---------- Entries provided ----------

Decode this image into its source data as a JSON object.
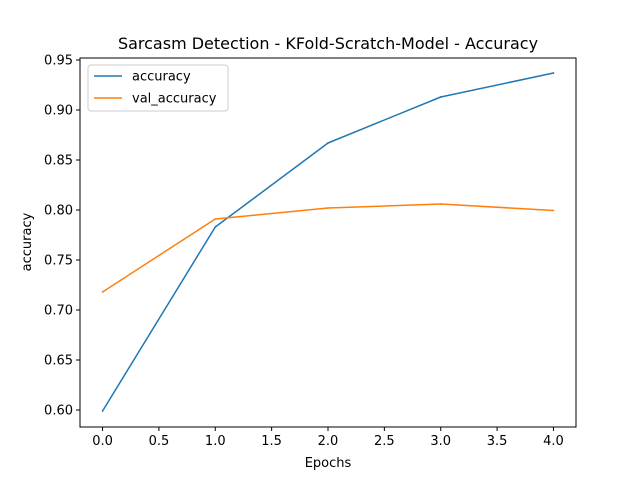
{
  "chart_data": {
    "type": "line",
    "title": "Sarcasm Detection - KFold-Scratch-Model - Accuracy",
    "xlabel": "Epochs",
    "ylabel": "accuracy",
    "x": [
      0,
      1,
      2,
      3,
      4
    ],
    "xticks": [
      "0.0",
      "0.5",
      "1.0",
      "1.5",
      "2.0",
      "2.5",
      "3.0",
      "3.5",
      "4.0"
    ],
    "yticks": [
      "0.60",
      "0.65",
      "0.70",
      "0.75",
      "0.80",
      "0.85",
      "0.90",
      "0.95"
    ],
    "xlim": [
      -0.2,
      4.2
    ],
    "ylim": [
      0.583,
      0.952
    ],
    "grid": false,
    "legend_position": "upper-left",
    "series": [
      {
        "name": "accuracy",
        "color": "#1f77b4",
        "values": [
          0.599,
          0.783,
          0.867,
          0.913,
          0.937
        ]
      },
      {
        "name": "val_accuracy",
        "color": "#ff7f0e",
        "values": [
          0.718,
          0.791,
          0.802,
          0.806,
          0.7995
        ]
      }
    ]
  }
}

----------

Your instructions:
Return the material word for word. Pictures are not part of the copy.

Answer to the task:
Decode this image into its source data as a JSON object.
{
  "chart_data": {
    "type": "line",
    "title": "Sarcasm Detection - KFold-Scratch-Model - Accuracy",
    "xlabel": "Epochs",
    "ylabel": "accuracy",
    "x": [
      0,
      1,
      2,
      3,
      4
    ],
    "xticks": [
      "0.0",
      "0.5",
      "1.0",
      "1.5",
      "2.0",
      "2.5",
      "3.0",
      "3.5",
      "4.0"
    ],
    "yticks": [
      "0.60",
      "0.65",
      "0.70",
      "0.75",
      "0.80",
      "0.85",
      "0.90",
      "0.95"
    ],
    "xlim": [
      -0.2,
      4.2
    ],
    "ylim": [
      0.583,
      0.952
    ],
    "grid": false,
    "legend_position": "upper-left",
    "series": [
      {
        "name": "accuracy",
        "color": "#1f77b4",
        "values": [
          0.599,
          0.783,
          0.867,
          0.913,
          0.937
        ]
      },
      {
        "name": "val_accuracy",
        "color": "#ff7f0e",
        "values": [
          0.718,
          0.791,
          0.802,
          0.806,
          0.7995
        ]
      }
    ]
  }
}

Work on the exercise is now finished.